INPUT MATERIAL »
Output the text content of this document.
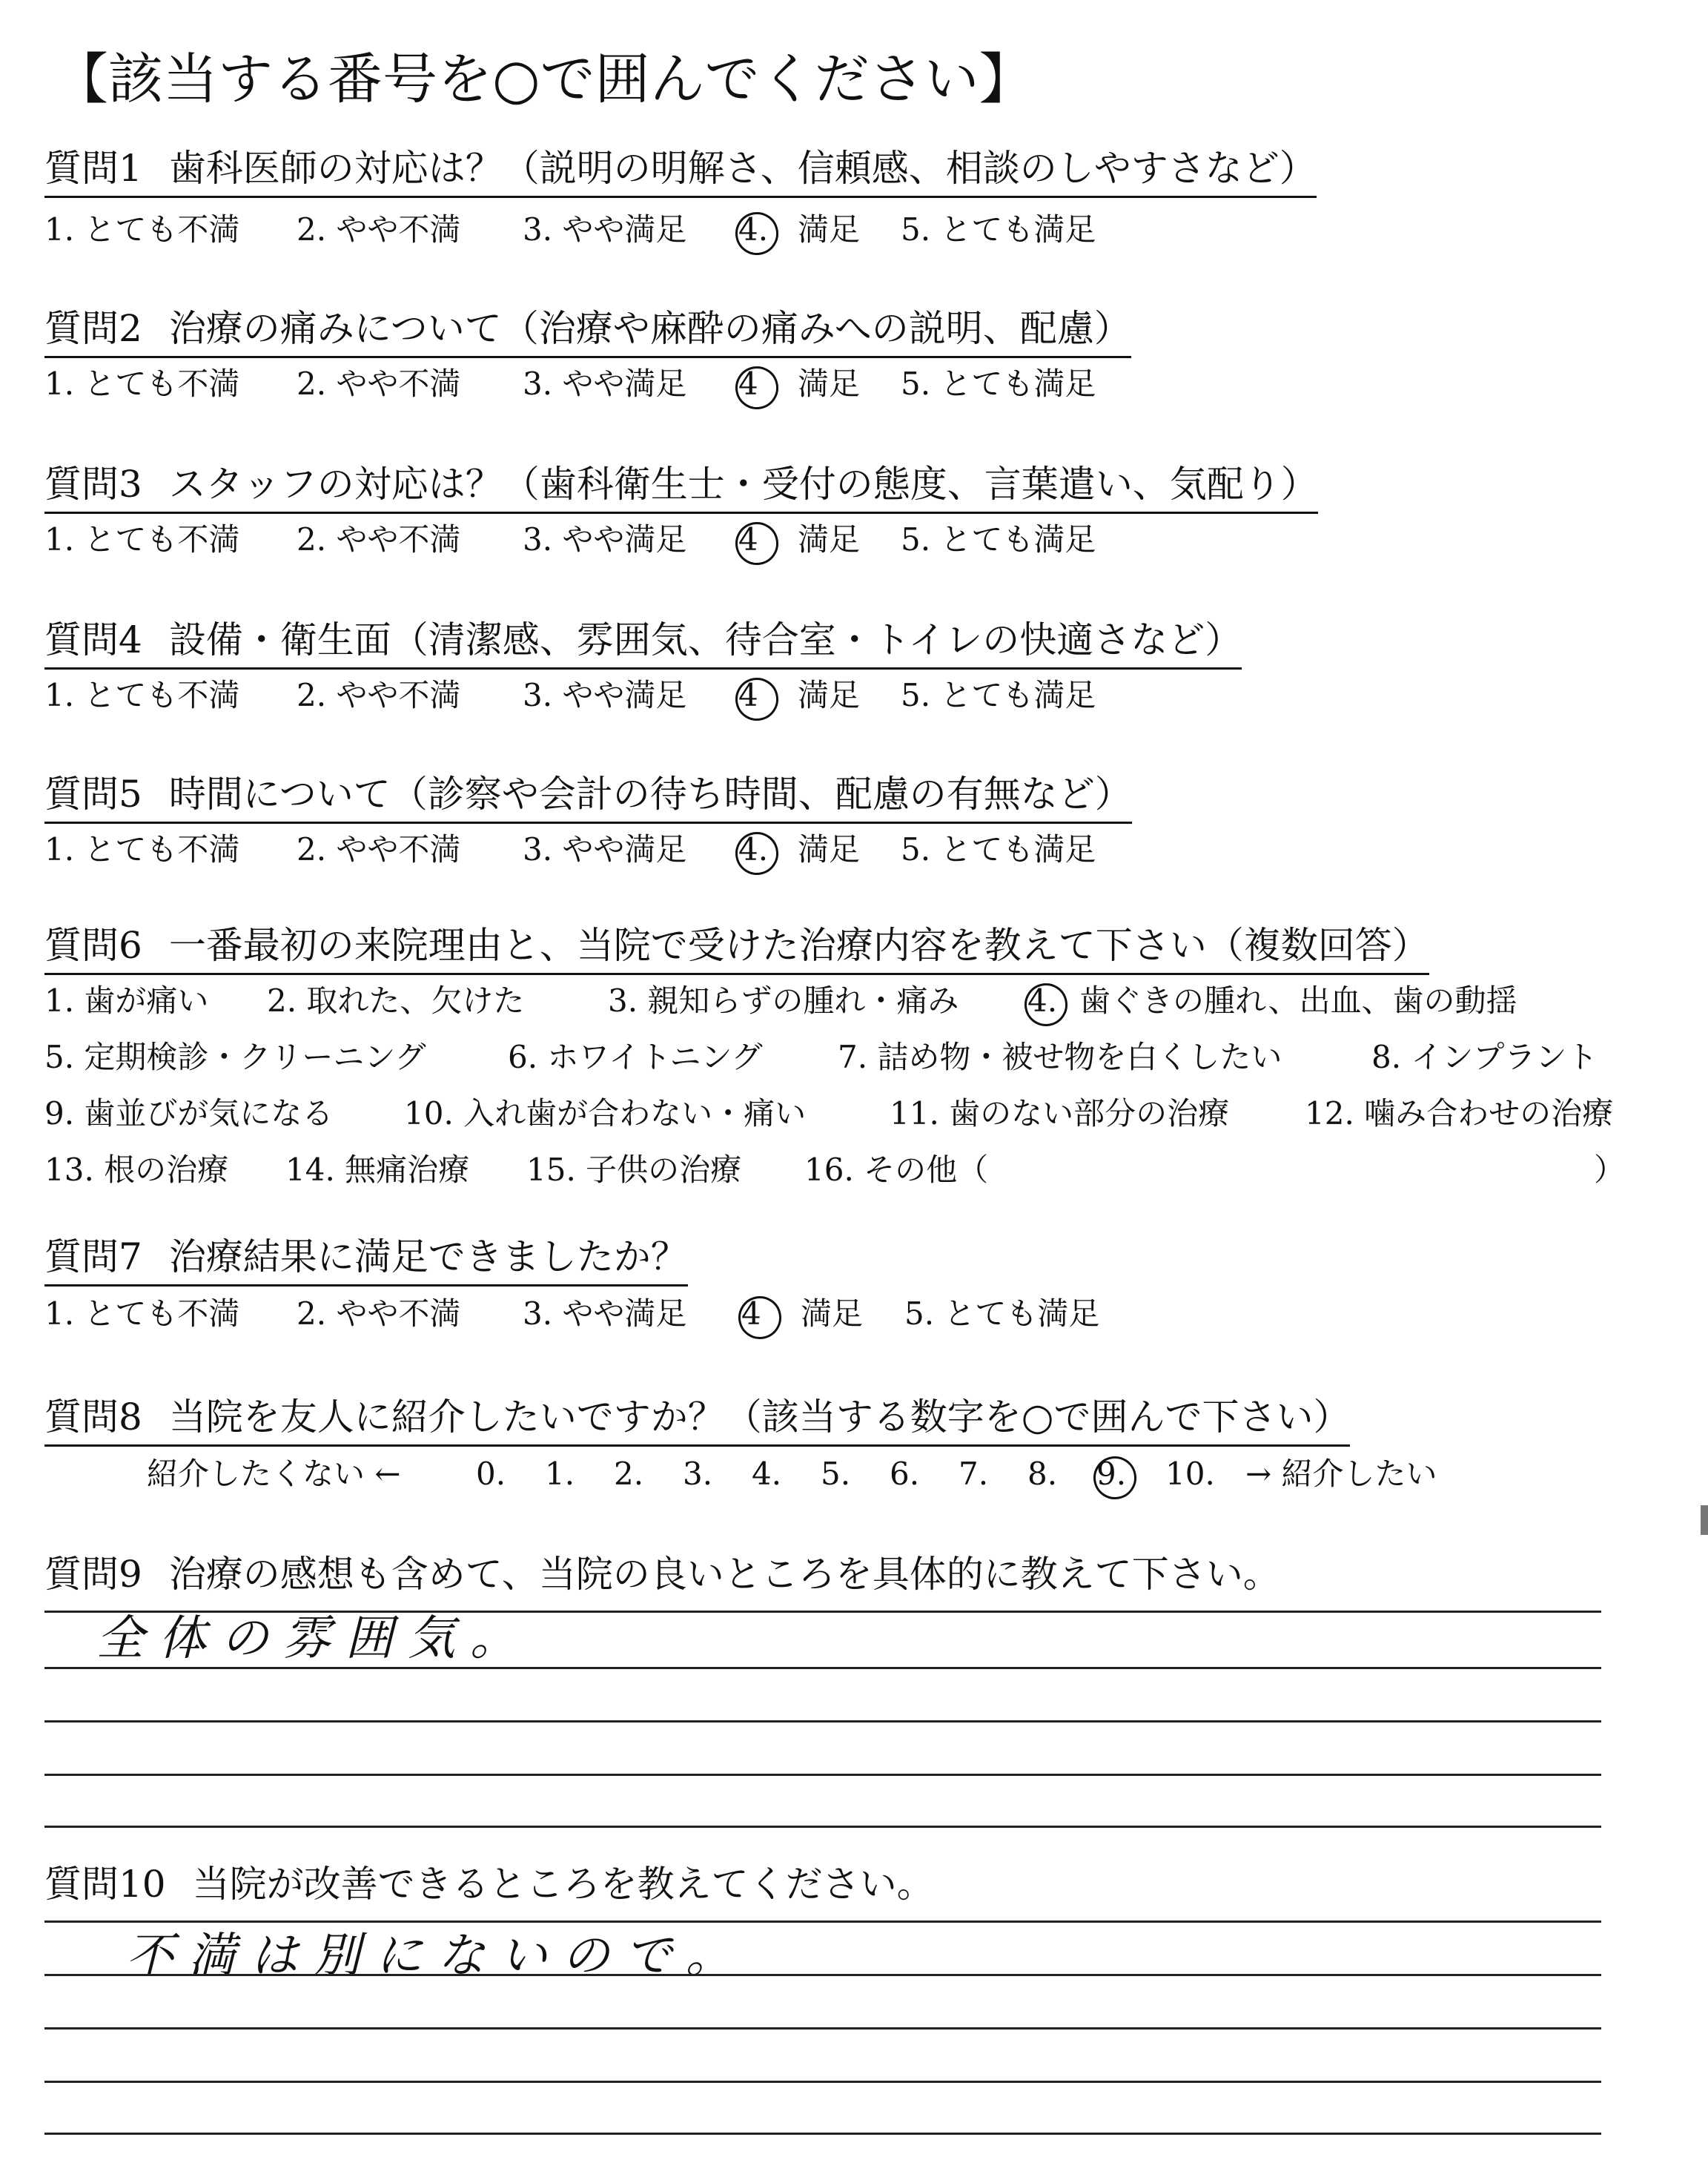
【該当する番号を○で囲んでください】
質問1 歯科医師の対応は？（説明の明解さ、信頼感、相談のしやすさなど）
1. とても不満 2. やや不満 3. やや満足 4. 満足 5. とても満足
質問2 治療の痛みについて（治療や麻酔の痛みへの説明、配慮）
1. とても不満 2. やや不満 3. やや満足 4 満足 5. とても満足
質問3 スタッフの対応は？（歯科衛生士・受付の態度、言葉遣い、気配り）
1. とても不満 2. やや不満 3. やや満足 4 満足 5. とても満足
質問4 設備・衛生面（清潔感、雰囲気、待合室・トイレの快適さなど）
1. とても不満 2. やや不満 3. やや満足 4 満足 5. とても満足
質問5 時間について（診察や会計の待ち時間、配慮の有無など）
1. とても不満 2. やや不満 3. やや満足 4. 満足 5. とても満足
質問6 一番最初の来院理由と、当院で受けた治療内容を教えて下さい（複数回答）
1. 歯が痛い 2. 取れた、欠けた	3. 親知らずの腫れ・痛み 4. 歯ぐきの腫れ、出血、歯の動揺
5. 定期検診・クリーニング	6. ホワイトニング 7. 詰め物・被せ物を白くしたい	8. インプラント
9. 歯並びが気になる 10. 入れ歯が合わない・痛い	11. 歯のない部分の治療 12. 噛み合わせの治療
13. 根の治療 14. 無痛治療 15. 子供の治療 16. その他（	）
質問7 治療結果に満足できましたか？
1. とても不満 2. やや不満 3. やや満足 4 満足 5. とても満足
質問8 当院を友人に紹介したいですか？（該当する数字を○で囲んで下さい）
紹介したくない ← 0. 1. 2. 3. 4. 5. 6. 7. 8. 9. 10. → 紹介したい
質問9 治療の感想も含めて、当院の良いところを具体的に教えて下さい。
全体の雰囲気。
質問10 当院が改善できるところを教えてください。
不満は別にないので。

REQUEST » Leave every image out, and retype the material exactly.

RESPONSE TO THIS TASK »
Output the text content of this document.
【該当する番号を○で囲んでください】
質問1 歯科医師の対応は？（説明の明解さ、信頼感、相談のしやすさなど）
1. とても不満 2. やや不満 3. やや満足 4. 満足 5. とても満足
質問2 治療の痛みについて（治療や麻酔の痛みへの説明、配慮）
1. とても不満 2. やや不満 3. やや満足 4 満足 5. とても満足
質問3 スタッフの対応は？（歯科衛生士・受付の態度、言葉遣い、気配り）
1. とても不満 2. やや不満 3. やや満足 4 満足 5. とても満足
質問4 設備・衛生面（清潔感、雰囲気、待合室・トイレの快適さなど）
1. とても不満 2. やや不満 3. やや満足 4 満足 5. とても満足
質問5 時間について（診察や会計の待ち時間、配慮の有無など）
1. とても不満 2. やや不満 3. やや満足 4. 満足 5. とても満足
質問6 一番最初の来院理由と、当院で受けた治療内容を教えて下さい（複数回答）
1. 歯が痛い 2. 取れた、欠けた	3. 親知らずの腫れ・痛み 4. 歯ぐきの腫れ、出血、歯の動揺
5. 定期検診・クリーニング	6. ホワイトニング 7. 詰め物・被せ物を白くしたい	8. インプラント
9. 歯並びが気になる 10. 入れ歯が合わない・痛い	11. 歯のない部分の治療 12. 噛み合わせの治療
13. 根の治療 14. 無痛治療 15. 子供の治療 16. その他（	）
質問7 治療結果に満足できましたか？
1. とても不満 2. やや不満 3. やや満足 4 満足 5. とても満足
質問8 当院を友人に紹介したいですか？（該当する数字を○で囲んで下さい）
紹介したくない ← 0. 1. 2. 3. 4. 5. 6. 7. 8. 9. 10. → 紹介したい
質問9 治療の感想も含めて、当院の良いところを具体的に教えて下さい。
全体の雰囲気。
質問10 当院が改善できるところを教えてください。
不満は別にないので。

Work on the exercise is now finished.